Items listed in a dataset
========================================
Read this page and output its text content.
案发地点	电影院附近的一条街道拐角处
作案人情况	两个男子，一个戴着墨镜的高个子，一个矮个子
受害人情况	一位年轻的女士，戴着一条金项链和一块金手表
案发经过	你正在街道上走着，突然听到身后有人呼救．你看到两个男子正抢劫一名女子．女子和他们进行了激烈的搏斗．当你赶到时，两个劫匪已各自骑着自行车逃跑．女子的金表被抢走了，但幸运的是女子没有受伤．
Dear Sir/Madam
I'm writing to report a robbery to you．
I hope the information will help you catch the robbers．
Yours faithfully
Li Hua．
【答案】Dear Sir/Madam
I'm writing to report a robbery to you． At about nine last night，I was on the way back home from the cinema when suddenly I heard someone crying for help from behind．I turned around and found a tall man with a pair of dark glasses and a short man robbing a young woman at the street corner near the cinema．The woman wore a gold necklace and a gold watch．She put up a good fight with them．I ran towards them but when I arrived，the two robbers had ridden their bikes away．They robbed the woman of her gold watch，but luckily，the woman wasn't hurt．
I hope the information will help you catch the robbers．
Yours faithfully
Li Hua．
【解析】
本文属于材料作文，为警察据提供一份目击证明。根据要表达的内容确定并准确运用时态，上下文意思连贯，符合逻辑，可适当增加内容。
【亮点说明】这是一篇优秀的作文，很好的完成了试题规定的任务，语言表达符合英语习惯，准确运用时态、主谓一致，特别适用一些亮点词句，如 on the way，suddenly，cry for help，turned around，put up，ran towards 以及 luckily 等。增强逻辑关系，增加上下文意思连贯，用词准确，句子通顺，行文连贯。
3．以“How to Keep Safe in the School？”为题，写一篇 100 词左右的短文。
========================================
# TASK INSTRUCTIONS:
Retype the listing exactly, in full.

# FULL RESPONSE:
Read this page and output its text content.
案发地点	电影院附近的一条街道拐角处
作案人情况	两个男子，一个戴着墨镜的高个子，一个矮个子
受害人情况	一位年轻的女士，戴着一条金项链和一块金手表
案发经过	你正在街道上走着，突然听到身后有人呼救．你看到两个男子正抢劫一名女子．女子和他们进行了激烈的搏斗．当你赶到时，两个劫匪已各自骑着自行车逃跑．女子的金表被抢走了，但幸运的是女子没有受伤．
Dear Sir/Madam
I'm writing to report a robbery to you．
I hope the information will help you catch the robbers．
Yours faithfully
Li Hua．
【答案】Dear Sir/Madam
I'm writing to report a robbery to you． At about nine last night，I was on the way back home from the cinema when suddenly I heard someone crying for help from behind．I turned around and found a tall man with a pair of dark glasses and a short man robbing a young woman at the street corner near the cinema．The woman wore a gold necklace and a gold watch．She put up a good fight with them．I ran towards them but when I arrived，the two robbers had ridden their bikes away．They robbed the woman of her gold watch，but luckily，the woman wasn't hurt．
I hope the information will help you catch the robbers．
Yours faithfully
Li Hua．
【解析】
本文属于材料作文，为警察据提供一份目击证明。根据要表达的内容确定并准确运用时态，上下文意思连贯，符合逻辑，可适当增加内容。
【亮点说明】这是一篇优秀的作文，很好的完成了试题规定的任务，语言表达符合英语习惯，准确运用时态、主谓一致，特别适用一些亮点词句，如 on the way，suddenly，cry for help，turned around，put up，ran towards 以及 luckily 等。增强逻辑关系，增加上下文意思连贯，用词准确，句子通顺，行文连贯。
3．以“How to Keep Safe in the School？”为题，写一篇 100 词左右的短文。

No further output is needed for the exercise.